Source records
** BEGIN **

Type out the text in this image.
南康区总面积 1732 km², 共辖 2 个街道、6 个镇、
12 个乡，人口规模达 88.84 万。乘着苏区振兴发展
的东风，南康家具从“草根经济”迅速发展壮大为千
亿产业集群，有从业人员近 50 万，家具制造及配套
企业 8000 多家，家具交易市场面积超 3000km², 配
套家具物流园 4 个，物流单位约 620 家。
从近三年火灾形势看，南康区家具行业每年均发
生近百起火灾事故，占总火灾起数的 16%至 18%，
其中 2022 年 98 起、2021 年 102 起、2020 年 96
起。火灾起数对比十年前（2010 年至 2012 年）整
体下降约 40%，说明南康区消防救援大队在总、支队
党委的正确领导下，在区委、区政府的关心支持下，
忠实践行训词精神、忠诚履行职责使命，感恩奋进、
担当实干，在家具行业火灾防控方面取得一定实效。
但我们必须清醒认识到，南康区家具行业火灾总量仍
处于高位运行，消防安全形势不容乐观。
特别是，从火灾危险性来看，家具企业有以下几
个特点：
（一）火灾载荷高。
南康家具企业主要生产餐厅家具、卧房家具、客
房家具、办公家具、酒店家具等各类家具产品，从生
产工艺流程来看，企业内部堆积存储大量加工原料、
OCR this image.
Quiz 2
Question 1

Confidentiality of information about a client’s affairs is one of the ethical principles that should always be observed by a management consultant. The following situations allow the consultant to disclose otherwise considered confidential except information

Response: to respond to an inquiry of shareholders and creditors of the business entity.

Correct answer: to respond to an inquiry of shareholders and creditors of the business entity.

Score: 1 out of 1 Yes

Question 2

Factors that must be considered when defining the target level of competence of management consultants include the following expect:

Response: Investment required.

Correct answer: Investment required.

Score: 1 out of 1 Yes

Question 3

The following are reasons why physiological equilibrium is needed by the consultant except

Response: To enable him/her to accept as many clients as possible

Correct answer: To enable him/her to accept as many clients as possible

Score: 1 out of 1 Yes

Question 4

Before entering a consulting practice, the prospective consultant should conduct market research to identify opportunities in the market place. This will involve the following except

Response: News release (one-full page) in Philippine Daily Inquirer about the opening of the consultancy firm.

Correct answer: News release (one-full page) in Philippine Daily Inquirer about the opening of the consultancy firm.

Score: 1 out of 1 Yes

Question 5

** END **

Extract the whole listing, character for character.

Type out the text in this image.
南康区总面积 1732 km², 共辖 2 个街道、6 个镇、
12 个乡，人口规模达 88.84 万。乘着苏区振兴发展
的东风，南康家具从“草根经济”迅速发展壮大为千
亿产业集群，有从业人员近 50 万，家具制造及配套
企业 8000 多家，家具交易市场面积超 3000km², 配
套家具物流园 4 个，物流单位约 620 家。
从近三年火灾形势看，南康区家具行业每年均发
生近百起火灾事故，占总火灾起数的 16%至 18%，
其中 2022 年 98 起、2021 年 102 起、2020 年 96
起。火灾起数对比十年前（2010 年至 2012 年）整
体下降约 40%，说明南康区消防救援大队在总、支队
党委的正确领导下，在区委、区政府的关心支持下，
忠实践行训词精神、忠诚履行职责使命，感恩奋进、
担当实干，在家具行业火灾防控方面取得一定实效。
但我们必须清醒认识到，南康区家具行业火灾总量仍
处于高位运行，消防安全形势不容乐观。
特别是，从火灾危险性来看，家具企业有以下几
个特点：
（一）火灾载荷高。
南康家具企业主要生产餐厅家具、卧房家具、客
房家具、办公家具、酒店家具等各类家具产品，从生
产工艺流程来看，企业内部堆积存储大量加工原料、
OCR this image.
Quiz 2
Question 1

Confidentiality of information about a client’s affairs is one of the ethical principles that should always be observed by a management consultant. The following situations allow the consultant to disclose otherwise considered confidential except information

Response: to respond to an inquiry of shareholders and creditors of the business entity.

Correct answer: to respond to an inquiry of shareholders and creditors of the business entity.

Score: 1 out of 1 Yes

Question 2

Factors that must be considered when defining the target level of competence of management consultants include the following expect:

Response: Investment required.

Correct answer: Investment required.

Score: 1 out of 1 Yes

Question 3

The following are reasons why physiological equilibrium is needed by the consultant except

Response: To enable him/her to accept as many clients as possible

Correct answer: To enable him/her to accept as many clients as possible

Score: 1 out of 1 Yes

Question 4

Before entering a consulting practice, the prospective consultant should conduct market research to identify opportunities in the market place. This will involve the following except

Response: News release (one-full page) in Philippine Daily Inquirer about the opening of the consultancy firm.

Correct answer: News release (one-full page) in Philippine Daily Inquirer about the opening of the consultancy firm.

Score: 1 out of 1 Yes

Question 5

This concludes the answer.